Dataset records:
/---

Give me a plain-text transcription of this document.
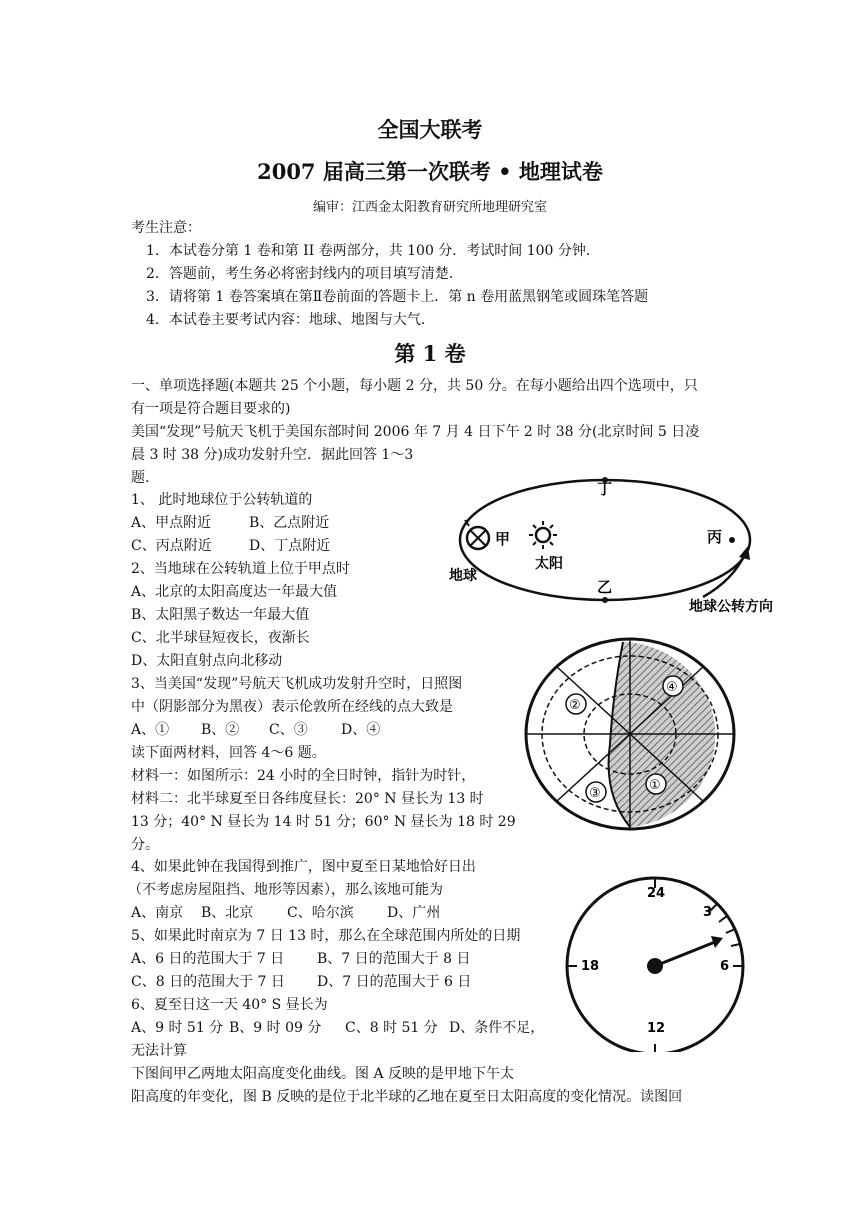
全国大联考
2007 届高三第一次联考 • 地理试卷
编审：江西金太阳教育研究所地理研究室
考生注意：
1．本试卷分第 1 卷和第 II 卷两部分，共 100 分．考试时间 100 分钟．
2．答题前，考生务必将密封线内的项目填写清楚．
3．请将第 1 卷答案填在第Ⅱ卷前面的答题卡上．第 n 卷用蓝黑钢笔或圆珠笔答题
4．本试卷主要考试内容：地球、地图与大气．
第 1 卷
一、单项选择题(本题共 25 个小题，每小题 2 分，共 50 分。在每小题给出四个选项中，只
有一项是符合题目要求的)
美国“发现”号航天飞机于美国东部时间 2006 年 7 月 4 日下午 2 时 38 分(北京时间 5 日凌
晨 3 时 38 分)成功发射升空．据此回答 1～3
题．
1、 此时地球位于公转轨道的
A、甲点附近	B、乙点附近
C、丙点附近	D、丁点附近
2、当地球在公转轨道上位于甲点时
A、北京的太阳高度达一年最大值
B、太阳黑子数达一年最大值
C、北半球昼短夜长，夜渐长
D、太阳直射点向北移动
3、当美国“发现”号航天飞机成功发射升空时，日照图
中（阴影部分为黑夜）表示伦敦所在经线的点大致是
A、① B、② C、③ D、④
读下面两材料，回答 4～6 题。
材料一：如图所示：24 小时的全日时钟，指针为时针，
材料二：北半球夏至日各纬度昼长：20° N 昼长为 13 时
13 分；40° N 昼长为 14 时 51 分；60° N 昼长为 18 时 29
分。
4、如果此钟在我国得到推广，图中夏至日某地恰好日出
（不考虑房屋阻挡、地形等因素），那么该地可能为
A、南京 B、北京 C、哈尔滨 D、广州
5、如果此时南京为 7 日 13 时，那么在全球范围内所处的日期
A、6 日的范围大于 7 日 B、7 日的范围大于 8 日
C、8 日的范围大于 7 日 D、7 日的范围大于 6 日
6、夏至日这一天 40° S 昼长为
A、9 时 51 分 B、9 时 09 分 C、8 时 51 分 D、条件不足，
无法计算
下图间甲乙两地太阳高度变化曲线。图 A 反映的是甲地下午太
阳高度的年变化，图 B 反映的是位于北半球的乙地在夏至日太阳高度的变化情况。读图回
丁
甲
太阳
地球
乙
丙
地球公转方向
④
②
③
①
24
3
6
12
18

\---

(AIM) Reproduce all of the material exactly, apart from the pictures.

(EXERCISE RESULT)
Give me a plain-text transcription of this document.
全国大联考
2007 届高三第一次联考 • 地理试卷
编审：江西金太阳教育研究所地理研究室
考生注意：
1．本试卷分第 1 卷和第 II 卷两部分，共 100 分．考试时间 100 分钟．
2．答题前，考生务必将密封线内的项目填写清楚．
3．请将第 1 卷答案填在第Ⅱ卷前面的答题卡上．第 n 卷用蓝黑钢笔或圆珠笔答题
4．本试卷主要考试内容：地球、地图与大气．
第 1 卷
一、单项选择题(本题共 25 个小题，每小题 2 分，共 50 分。在每小题给出四个选项中，只
有一项是符合题目要求的)
美国“发现”号航天飞机于美国东部时间 2006 年 7 月 4 日下午 2 时 38 分(北京时间 5 日凌
晨 3 时 38 分)成功发射升空．据此回答 1～3
题．
1、 此时地球位于公转轨道的
A、甲点附近	B、乙点附近
C、丙点附近	D、丁点附近
2、当地球在公转轨道上位于甲点时
A、北京的太阳高度达一年最大值
B、太阳黑子数达一年最大值
C、北半球昼短夜长，夜渐长
D、太阳直射点向北移动
3、当美国“发现”号航天飞机成功发射升空时，日照图
中（阴影部分为黑夜）表示伦敦所在经线的点大致是
A、① B、② C、③ D、④
读下面两材料，回答 4～6 题。
材料一：如图所示：24 小时的全日时钟，指针为时针，
材料二：北半球夏至日各纬度昼长：20° N 昼长为 13 时
13 分；40° N 昼长为 14 时 51 分；60° N 昼长为 18 时 29
分。
4、如果此钟在我国得到推广，图中夏至日某地恰好日出
（不考虑房屋阻挡、地形等因素），那么该地可能为
A、南京 B、北京 C、哈尔滨 D、广州
5、如果此时南京为 7 日 13 时，那么在全球范围内所处的日期
A、6 日的范围大于 7 日 B、7 日的范围大于 8 日
C、8 日的范围大于 7 日 D、7 日的范围大于 6 日
6、夏至日这一天 40° S 昼长为
A、9 时 51 分 B、9 时 09 分 C、8 时 51 分 D、条件不足，
无法计算
下图间甲乙两地太阳高度变化曲线。图 A 反映的是甲地下午太
阳高度的年变化，图 B 反映的是位于北半球的乙地在夏至日太阳高度的变化情况。读图回
丁
甲
太阳
地球
乙
丙
地球公转方向
④
②
③
①
24
3
6
12
18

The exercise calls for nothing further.